BEGIN

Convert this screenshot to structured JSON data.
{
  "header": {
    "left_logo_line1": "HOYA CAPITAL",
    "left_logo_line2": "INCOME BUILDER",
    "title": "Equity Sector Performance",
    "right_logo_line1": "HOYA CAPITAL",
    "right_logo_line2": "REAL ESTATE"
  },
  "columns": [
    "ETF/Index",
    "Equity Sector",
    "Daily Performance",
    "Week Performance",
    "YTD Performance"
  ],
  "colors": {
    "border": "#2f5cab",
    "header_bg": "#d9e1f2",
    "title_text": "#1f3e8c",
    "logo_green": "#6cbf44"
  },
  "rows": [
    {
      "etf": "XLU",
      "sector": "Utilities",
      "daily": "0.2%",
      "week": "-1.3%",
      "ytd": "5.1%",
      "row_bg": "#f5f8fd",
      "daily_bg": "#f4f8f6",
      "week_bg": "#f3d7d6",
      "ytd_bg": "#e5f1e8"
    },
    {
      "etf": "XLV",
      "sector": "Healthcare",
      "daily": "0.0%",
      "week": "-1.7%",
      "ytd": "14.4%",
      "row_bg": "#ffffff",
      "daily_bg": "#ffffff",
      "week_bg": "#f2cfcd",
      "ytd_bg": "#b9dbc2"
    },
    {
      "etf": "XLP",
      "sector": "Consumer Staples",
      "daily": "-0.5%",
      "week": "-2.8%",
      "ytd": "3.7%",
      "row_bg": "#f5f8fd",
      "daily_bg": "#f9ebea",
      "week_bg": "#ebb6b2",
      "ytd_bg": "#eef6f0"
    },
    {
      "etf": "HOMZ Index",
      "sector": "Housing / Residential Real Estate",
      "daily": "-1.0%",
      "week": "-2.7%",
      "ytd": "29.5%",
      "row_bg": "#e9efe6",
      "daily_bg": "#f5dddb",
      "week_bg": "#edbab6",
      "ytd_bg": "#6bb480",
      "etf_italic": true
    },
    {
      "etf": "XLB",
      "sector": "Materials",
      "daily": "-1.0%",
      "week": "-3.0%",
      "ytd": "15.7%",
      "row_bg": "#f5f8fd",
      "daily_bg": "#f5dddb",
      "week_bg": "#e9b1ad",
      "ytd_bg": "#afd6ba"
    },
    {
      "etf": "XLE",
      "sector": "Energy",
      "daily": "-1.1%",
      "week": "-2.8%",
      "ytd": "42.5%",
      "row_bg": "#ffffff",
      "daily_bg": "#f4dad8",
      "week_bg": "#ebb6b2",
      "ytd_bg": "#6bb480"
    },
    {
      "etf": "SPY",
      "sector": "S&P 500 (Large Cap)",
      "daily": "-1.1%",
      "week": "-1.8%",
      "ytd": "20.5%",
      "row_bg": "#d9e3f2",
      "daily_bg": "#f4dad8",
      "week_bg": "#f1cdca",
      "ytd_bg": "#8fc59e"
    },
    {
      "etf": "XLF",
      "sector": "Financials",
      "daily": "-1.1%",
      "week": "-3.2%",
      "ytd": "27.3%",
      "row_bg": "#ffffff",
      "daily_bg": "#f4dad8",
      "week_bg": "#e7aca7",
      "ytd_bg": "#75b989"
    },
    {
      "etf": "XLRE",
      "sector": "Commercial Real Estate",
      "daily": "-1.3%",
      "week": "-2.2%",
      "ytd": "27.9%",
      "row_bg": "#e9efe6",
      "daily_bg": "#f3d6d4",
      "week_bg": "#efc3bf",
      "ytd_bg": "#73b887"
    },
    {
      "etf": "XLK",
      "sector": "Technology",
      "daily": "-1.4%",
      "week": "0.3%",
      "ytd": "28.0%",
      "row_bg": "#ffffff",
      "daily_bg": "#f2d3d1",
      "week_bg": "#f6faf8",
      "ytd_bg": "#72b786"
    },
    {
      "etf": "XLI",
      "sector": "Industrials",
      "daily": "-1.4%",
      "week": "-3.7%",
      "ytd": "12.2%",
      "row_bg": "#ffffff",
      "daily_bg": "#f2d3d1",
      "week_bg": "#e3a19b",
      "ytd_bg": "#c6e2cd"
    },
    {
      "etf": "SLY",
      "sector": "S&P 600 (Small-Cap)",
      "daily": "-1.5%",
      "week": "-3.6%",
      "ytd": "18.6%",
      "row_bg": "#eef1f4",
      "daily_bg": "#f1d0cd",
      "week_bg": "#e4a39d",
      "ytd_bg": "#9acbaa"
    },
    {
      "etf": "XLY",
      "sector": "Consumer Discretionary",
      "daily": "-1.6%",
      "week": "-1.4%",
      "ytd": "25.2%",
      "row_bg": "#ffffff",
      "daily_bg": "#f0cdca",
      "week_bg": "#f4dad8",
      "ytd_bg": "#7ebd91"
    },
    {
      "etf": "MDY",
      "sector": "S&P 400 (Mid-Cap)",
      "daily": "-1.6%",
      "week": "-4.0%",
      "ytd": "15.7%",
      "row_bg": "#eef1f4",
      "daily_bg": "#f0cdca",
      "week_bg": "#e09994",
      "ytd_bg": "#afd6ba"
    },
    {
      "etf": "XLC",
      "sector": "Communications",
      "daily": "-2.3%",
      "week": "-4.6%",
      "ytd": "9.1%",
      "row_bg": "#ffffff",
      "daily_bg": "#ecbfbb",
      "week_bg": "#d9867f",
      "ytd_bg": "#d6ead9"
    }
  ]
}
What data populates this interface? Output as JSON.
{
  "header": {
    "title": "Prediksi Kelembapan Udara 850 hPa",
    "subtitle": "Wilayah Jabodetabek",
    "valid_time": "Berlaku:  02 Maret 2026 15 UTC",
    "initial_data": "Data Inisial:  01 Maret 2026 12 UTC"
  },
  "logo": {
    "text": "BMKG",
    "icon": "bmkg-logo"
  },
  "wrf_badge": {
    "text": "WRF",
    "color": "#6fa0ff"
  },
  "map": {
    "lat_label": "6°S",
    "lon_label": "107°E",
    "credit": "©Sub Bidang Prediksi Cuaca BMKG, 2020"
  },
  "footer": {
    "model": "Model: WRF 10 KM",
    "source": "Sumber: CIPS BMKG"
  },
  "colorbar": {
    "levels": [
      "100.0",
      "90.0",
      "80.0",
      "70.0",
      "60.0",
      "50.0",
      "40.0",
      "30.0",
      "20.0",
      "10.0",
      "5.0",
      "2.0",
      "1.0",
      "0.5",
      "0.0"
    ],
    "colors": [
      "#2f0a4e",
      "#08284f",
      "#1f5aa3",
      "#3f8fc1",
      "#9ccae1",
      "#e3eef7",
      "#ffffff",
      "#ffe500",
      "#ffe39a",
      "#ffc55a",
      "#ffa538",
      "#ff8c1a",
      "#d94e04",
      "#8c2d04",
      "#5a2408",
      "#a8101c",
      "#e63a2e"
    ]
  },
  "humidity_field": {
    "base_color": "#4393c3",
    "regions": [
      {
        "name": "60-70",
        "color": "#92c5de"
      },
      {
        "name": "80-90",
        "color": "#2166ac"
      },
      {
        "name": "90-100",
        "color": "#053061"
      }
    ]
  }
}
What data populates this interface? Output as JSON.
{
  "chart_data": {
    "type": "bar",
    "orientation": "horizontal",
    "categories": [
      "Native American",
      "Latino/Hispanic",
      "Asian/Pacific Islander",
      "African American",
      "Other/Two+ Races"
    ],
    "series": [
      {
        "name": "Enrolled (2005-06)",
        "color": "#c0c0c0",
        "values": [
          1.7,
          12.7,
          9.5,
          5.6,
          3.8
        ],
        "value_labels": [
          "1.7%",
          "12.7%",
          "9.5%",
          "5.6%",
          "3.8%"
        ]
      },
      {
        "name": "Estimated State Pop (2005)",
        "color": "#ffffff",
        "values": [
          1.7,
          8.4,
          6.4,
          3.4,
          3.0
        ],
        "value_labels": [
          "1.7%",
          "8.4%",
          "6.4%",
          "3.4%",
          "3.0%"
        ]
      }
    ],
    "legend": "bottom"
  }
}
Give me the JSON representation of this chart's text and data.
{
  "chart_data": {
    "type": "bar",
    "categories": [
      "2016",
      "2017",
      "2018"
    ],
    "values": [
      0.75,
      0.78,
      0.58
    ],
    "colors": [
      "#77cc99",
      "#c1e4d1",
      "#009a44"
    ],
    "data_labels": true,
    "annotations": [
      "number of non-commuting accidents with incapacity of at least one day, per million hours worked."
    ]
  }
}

END

• TASK OBJECTIVE
Copy out every line where the word "Performance" occurs.

• RESPONSE TO THIS TASK
    "title": "Equity Sector Performance",
    "Daily Performance",
    "Week Performance",
    "YTD Performance"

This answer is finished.